═════ DATA FOR PROCESSING ═════

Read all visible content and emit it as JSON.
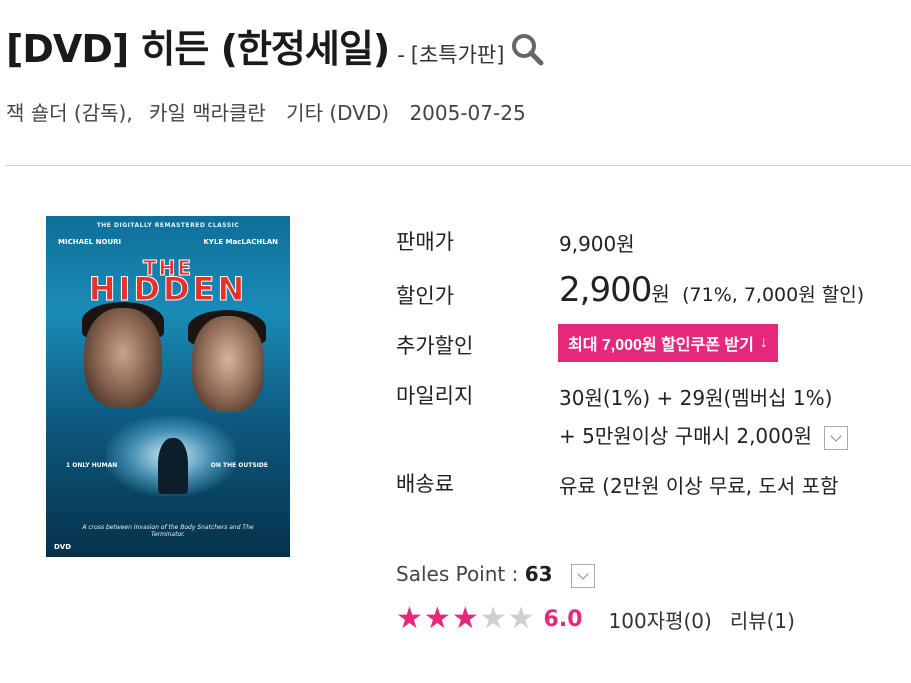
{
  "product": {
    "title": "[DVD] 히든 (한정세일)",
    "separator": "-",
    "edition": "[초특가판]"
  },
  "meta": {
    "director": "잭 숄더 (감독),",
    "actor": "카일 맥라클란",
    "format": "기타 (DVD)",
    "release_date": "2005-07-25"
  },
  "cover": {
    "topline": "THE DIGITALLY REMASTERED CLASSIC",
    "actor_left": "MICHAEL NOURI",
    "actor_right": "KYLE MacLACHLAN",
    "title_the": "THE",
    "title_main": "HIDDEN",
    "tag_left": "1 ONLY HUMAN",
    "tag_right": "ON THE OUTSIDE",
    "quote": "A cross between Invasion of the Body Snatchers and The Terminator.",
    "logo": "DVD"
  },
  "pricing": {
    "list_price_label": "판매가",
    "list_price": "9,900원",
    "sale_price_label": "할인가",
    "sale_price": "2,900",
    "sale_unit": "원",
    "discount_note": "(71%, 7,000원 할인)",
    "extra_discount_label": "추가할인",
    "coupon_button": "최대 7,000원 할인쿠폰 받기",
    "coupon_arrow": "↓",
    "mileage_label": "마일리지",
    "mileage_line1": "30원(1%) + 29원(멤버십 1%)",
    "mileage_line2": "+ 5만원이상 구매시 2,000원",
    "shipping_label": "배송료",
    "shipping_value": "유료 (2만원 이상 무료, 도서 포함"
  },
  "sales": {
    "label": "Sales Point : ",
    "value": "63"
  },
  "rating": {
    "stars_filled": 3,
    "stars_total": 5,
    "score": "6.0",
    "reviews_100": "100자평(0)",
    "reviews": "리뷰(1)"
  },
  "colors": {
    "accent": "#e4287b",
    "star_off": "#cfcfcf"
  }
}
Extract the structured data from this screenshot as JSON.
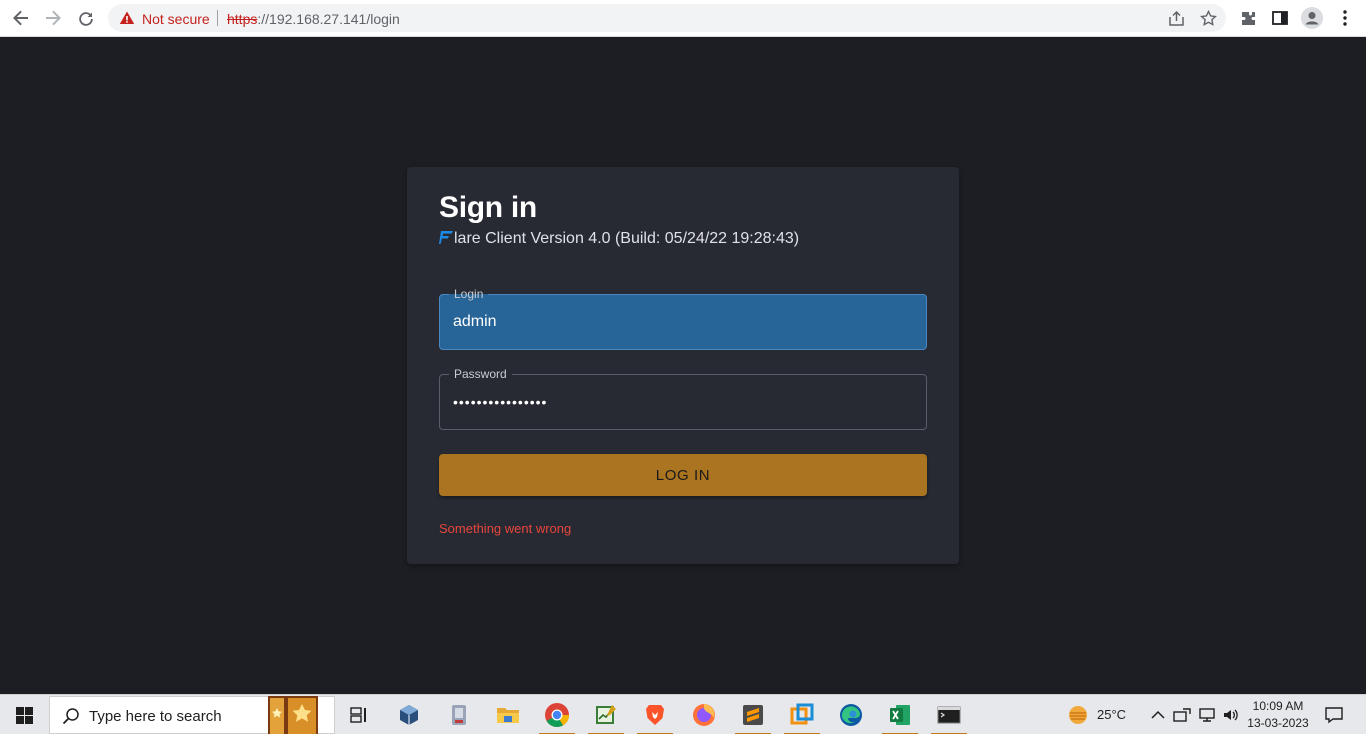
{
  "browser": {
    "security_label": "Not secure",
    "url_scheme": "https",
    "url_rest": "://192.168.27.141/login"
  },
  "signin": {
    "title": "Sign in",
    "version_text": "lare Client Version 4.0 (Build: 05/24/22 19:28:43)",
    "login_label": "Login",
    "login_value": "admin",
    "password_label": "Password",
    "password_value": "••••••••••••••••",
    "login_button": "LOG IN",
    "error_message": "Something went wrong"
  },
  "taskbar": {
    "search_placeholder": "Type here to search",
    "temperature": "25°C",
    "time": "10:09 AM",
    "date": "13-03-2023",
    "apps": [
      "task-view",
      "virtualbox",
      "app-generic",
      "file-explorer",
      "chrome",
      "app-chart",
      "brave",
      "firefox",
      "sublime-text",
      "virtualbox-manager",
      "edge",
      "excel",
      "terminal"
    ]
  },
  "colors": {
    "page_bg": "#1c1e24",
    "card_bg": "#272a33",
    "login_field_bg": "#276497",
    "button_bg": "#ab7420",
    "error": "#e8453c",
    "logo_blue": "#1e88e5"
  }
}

═════

STATED TASK
Give back every line exactly as it stands, pictures excluded.

FINAL ANSWER
Read all visible content and emit it as JSON.
{
  "product": {
    "title": "[DVD] 히든 (한정세일)",
    "separator": "-",
    "edition": "[초특가판]"
  },
  "meta": {
    "director": "잭 숄더 (감독),",
    "actor": "카일 맥라클란",
    "format": "기타 (DVD)",
    "release_date": "2005-07-25"
  },
  "cover": {
    "topline": "THE DIGITALLY REMASTERED CLASSIC",
    "actor_left": "MICHAEL NOURI",
    "actor_right": "KYLE MacLACHLAN",
    "title_the": "THE",
    "title_main": "HIDDEN",
    "tag_left": "1 ONLY HUMAN",
    "tag_right": "ON THE OUTSIDE",
    "quote": "A cross between Invasion of the Body Snatchers and The Terminator.",
    "logo": "DVD"
  },
  "pricing": {
    "list_price_label": "판매가",
    "list_price": "9,900원",
    "sale_price_label": "할인가",
    "sale_price": "2,900",
    "sale_unit": "원",
    "discount_note": "(71%, 7,000원 할인)",
    "extra_discount_label": "추가할인",
    "coupon_button": "최대 7,000원 할인쿠폰 받기",
    "coupon_arrow": "↓",
    "mileage_label": "마일리지",
    "mileage_line1": "30원(1%) + 29원(멤버십 1%)",
    "mileage_line2": "+ 5만원이상 구매시 2,000원",
    "shipping_label": "배송료",
    "shipping_value": "유료 (2만원 이상 무료, 도서 포함"
  },
  "sales": {
    "label": "Sales Point : ",
    "value": "63"
  },
  "rating": {
    "stars_filled": 3,
    "stars_total": 5,
    "score": "6.0",
    "reviews_100": "100자평(0)",
    "reviews": "리뷰(1)"
  },
  "colors": {
    "accent": "#e4287b",
    "star_off": "#cfcfcf"
  }
}
Extract the structured data from this screenshot as JSON.
{
  "browser": {
    "security_label": "Not secure",
    "url_scheme": "https",
    "url_rest": "://192.168.27.141/login"
  },
  "signin": {
    "title": "Sign in",
    "version_text": "lare Client Version 4.0 (Build: 05/24/22 19:28:43)",
    "login_label": "Login",
    "login_value": "admin",
    "password_label": "Password",
    "password_value": "••••••••••••••••",
    "login_button": "LOG IN",
    "error_message": "Something went wrong"
  },
  "taskbar": {
    "search_placeholder": "Type here to search",
    "temperature": "25°C",
    "time": "10:09 AM",
    "date": "13-03-2023",
    "apps": [
      "task-view",
      "virtualbox",
      "app-generic",
      "file-explorer",
      "chrome",
      "app-chart",
      "brave",
      "firefox",
      "sublime-text",
      "virtualbox-manager",
      "edge",
      "excel",
      "terminal"
    ]
  },
  "colors": {
    "page_bg": "#1c1e24",
    "card_bg": "#272a33",
    "login_field_bg": "#276497",
    "button_bg": "#ab7420",
    "error": "#e8453c",
    "logo_blue": "#1e88e5"
  }
}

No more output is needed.